List each line of the data that holds the string "diesem".

[Dataset items]
━━━━━━
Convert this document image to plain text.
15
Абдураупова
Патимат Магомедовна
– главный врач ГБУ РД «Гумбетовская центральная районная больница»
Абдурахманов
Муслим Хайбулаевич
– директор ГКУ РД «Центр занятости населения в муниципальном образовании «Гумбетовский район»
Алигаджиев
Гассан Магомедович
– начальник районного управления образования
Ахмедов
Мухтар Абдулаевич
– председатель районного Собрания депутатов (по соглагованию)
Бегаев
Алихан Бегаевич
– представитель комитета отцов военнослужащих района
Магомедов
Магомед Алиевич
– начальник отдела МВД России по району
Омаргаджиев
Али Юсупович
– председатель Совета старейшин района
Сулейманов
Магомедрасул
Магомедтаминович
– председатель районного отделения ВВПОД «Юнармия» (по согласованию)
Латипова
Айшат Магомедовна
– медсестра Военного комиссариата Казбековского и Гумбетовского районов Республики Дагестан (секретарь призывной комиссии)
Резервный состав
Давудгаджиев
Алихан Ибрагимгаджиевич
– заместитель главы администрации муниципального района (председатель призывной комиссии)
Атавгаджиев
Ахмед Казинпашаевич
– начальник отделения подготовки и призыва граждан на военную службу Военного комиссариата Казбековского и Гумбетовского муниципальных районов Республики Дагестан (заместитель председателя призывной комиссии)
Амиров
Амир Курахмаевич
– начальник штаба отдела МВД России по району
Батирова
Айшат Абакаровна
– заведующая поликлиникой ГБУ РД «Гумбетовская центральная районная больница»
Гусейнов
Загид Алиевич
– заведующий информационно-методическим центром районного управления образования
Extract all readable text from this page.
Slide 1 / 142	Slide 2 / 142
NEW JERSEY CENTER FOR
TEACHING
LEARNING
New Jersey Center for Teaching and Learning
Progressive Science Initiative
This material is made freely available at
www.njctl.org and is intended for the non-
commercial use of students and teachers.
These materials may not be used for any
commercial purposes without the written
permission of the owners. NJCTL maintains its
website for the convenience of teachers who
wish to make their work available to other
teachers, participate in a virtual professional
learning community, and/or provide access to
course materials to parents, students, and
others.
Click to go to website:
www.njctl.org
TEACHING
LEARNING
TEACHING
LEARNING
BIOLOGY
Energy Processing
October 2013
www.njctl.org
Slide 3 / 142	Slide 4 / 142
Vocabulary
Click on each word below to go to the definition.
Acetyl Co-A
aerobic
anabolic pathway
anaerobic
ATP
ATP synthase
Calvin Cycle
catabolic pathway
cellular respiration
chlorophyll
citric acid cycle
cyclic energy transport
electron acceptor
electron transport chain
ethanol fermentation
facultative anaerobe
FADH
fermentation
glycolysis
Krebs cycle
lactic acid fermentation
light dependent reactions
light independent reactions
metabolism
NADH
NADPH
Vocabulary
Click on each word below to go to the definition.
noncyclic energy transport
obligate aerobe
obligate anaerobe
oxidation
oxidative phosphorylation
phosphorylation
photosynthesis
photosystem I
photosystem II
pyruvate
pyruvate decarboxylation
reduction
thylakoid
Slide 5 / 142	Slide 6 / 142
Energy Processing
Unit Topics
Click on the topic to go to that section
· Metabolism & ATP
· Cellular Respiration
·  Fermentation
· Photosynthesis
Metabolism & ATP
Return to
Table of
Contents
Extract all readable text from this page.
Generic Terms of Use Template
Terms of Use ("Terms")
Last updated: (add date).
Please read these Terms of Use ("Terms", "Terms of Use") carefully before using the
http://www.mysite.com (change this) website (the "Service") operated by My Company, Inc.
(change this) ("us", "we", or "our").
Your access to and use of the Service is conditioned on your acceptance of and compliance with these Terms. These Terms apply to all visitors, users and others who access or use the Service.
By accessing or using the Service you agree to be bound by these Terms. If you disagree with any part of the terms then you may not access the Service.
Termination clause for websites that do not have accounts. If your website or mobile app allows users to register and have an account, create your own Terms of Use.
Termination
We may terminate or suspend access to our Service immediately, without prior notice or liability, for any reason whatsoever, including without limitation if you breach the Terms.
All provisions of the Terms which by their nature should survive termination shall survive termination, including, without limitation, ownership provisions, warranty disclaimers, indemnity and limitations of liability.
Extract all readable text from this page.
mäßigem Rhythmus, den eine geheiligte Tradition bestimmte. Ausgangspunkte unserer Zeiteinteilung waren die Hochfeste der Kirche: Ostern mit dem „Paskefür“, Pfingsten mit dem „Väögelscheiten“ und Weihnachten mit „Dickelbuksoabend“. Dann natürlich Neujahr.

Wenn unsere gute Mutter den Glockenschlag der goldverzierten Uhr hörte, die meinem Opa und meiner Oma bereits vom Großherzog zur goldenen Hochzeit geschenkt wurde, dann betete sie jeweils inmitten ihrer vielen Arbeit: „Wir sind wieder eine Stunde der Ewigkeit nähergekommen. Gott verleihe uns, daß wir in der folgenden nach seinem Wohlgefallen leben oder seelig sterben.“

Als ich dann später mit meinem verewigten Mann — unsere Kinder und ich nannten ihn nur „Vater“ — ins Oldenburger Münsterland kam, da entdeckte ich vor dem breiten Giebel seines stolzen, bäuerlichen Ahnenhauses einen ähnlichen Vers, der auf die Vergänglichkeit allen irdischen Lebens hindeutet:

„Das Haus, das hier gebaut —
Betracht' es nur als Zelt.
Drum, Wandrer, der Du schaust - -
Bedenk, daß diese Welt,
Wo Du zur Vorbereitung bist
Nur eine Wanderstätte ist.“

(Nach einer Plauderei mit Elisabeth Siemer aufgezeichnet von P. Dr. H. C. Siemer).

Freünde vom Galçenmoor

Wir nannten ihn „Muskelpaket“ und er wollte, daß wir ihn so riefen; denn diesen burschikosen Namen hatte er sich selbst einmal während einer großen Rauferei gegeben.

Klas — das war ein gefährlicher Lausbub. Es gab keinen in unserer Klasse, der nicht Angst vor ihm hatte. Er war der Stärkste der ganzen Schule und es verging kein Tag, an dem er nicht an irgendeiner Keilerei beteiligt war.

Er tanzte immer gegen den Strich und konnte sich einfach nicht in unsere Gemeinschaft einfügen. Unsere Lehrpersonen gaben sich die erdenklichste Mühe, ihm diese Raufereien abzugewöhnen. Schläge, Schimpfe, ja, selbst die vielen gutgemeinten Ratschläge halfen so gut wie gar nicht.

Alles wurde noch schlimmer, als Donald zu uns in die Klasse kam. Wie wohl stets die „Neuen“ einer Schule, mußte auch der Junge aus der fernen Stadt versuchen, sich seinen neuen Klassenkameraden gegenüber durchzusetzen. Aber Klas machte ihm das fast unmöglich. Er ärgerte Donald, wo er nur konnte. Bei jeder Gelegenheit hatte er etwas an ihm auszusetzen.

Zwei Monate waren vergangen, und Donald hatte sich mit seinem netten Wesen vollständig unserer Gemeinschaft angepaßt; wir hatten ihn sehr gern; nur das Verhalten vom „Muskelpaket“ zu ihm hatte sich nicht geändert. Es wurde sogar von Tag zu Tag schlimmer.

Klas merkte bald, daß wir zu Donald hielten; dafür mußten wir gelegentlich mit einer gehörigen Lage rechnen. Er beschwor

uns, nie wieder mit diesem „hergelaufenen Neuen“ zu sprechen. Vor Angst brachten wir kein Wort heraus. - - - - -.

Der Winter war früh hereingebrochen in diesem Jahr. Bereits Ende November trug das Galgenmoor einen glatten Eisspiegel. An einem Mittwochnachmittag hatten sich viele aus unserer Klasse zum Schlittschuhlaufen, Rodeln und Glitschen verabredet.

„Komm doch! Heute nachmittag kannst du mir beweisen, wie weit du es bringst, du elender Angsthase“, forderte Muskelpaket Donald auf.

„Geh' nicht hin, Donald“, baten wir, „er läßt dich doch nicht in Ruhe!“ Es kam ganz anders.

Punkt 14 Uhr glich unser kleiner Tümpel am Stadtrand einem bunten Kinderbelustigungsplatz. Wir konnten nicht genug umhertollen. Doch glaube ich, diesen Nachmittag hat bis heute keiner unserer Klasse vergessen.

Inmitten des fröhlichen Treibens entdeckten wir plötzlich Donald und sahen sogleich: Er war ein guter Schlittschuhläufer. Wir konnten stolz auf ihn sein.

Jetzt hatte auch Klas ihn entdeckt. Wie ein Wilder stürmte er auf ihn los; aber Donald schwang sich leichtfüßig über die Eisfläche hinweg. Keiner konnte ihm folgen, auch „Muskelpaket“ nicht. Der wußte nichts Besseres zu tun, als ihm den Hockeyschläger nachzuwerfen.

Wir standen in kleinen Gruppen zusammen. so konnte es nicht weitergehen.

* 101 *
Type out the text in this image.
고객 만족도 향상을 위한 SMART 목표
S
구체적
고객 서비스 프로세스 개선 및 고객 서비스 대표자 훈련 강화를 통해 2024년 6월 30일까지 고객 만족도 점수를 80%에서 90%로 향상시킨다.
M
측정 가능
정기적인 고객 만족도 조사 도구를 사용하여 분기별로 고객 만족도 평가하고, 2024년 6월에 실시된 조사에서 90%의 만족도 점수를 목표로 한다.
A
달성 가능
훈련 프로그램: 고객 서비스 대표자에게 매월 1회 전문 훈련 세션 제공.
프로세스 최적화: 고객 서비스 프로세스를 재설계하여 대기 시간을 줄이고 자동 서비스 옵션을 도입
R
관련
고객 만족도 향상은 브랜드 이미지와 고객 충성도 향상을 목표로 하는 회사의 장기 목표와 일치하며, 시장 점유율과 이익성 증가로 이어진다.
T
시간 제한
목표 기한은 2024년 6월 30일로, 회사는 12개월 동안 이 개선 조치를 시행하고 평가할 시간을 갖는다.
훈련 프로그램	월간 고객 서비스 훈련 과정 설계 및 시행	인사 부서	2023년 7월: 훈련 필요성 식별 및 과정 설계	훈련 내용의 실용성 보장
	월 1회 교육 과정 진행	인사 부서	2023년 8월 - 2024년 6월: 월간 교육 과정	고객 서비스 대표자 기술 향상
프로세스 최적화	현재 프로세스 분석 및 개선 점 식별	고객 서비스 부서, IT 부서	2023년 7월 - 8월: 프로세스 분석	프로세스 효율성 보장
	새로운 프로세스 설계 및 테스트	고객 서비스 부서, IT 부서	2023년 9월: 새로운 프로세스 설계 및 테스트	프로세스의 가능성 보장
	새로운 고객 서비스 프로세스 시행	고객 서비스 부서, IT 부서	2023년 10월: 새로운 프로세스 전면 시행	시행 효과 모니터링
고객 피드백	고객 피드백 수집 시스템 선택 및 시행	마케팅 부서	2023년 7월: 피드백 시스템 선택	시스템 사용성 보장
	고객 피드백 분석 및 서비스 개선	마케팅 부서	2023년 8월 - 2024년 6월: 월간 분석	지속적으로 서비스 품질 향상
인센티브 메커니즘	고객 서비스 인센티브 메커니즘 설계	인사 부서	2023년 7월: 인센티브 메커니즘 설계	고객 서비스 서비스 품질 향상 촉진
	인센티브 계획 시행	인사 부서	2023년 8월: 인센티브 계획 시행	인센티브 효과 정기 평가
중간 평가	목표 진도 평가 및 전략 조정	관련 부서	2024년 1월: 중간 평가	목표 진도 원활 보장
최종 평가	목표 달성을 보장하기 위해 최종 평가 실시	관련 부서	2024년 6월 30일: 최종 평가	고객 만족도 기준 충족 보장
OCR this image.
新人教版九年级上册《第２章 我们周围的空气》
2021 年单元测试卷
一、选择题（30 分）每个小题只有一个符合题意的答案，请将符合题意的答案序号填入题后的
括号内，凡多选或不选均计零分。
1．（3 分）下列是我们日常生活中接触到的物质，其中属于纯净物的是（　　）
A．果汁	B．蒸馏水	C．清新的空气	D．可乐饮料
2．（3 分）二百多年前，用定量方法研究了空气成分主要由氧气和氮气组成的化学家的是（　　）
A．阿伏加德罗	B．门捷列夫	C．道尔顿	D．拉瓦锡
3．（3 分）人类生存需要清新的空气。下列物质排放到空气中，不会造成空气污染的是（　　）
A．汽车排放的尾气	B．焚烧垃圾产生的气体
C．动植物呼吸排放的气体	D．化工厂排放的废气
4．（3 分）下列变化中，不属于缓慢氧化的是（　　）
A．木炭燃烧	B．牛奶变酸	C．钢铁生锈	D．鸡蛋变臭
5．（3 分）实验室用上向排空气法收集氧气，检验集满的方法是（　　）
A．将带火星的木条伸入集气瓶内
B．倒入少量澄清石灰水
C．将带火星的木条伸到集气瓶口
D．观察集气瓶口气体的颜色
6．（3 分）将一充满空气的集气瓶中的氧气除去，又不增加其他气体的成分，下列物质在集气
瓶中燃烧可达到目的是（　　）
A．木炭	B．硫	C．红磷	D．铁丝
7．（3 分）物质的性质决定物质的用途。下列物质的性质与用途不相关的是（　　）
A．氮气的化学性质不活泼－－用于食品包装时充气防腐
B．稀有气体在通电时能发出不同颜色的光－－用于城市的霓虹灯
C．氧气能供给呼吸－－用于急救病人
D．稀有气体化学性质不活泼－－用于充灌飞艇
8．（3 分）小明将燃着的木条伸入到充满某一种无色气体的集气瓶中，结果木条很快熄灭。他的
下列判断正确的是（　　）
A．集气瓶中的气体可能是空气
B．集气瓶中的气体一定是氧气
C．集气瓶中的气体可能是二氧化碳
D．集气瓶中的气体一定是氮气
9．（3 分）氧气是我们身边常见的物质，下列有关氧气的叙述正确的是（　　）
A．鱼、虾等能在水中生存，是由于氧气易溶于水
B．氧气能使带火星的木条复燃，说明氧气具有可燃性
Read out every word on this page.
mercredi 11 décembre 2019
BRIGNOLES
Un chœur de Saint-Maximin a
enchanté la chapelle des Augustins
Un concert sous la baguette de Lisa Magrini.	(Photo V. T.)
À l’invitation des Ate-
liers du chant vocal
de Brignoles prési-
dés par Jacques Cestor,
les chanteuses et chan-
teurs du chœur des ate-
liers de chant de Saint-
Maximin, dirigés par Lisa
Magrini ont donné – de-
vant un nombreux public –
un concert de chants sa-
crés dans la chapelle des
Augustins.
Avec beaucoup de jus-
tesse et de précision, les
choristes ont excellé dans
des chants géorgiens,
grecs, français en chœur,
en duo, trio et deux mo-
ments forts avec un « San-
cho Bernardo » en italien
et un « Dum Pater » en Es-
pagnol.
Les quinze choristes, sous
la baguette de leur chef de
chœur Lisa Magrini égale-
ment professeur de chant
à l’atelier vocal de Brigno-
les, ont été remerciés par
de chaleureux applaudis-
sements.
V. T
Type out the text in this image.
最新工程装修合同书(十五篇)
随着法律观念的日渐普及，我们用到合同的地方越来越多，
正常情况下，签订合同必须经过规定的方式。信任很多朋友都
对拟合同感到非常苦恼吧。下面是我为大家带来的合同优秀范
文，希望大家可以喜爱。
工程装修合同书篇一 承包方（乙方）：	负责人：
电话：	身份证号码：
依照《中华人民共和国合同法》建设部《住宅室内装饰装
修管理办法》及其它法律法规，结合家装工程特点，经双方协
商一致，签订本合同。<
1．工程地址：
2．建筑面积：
━━━━━━
**Solution to this exercise:**
uns, nie wieder mit diesem „hergelaufenen Neuen“ zu sprechen. Vor Angst brachten wir kein Wort heraus. - - - - -.
Der Winter war früh hereingebrochen in diesem Jahr. Bereits Ende November trug das Galgenmoor einen glatten Eisspiegel. An einem Mittwochnachmittag hatten sich viele aus unserer Klasse zum Schlittschuhlaufen, Rodeln und Glitschen verabredet.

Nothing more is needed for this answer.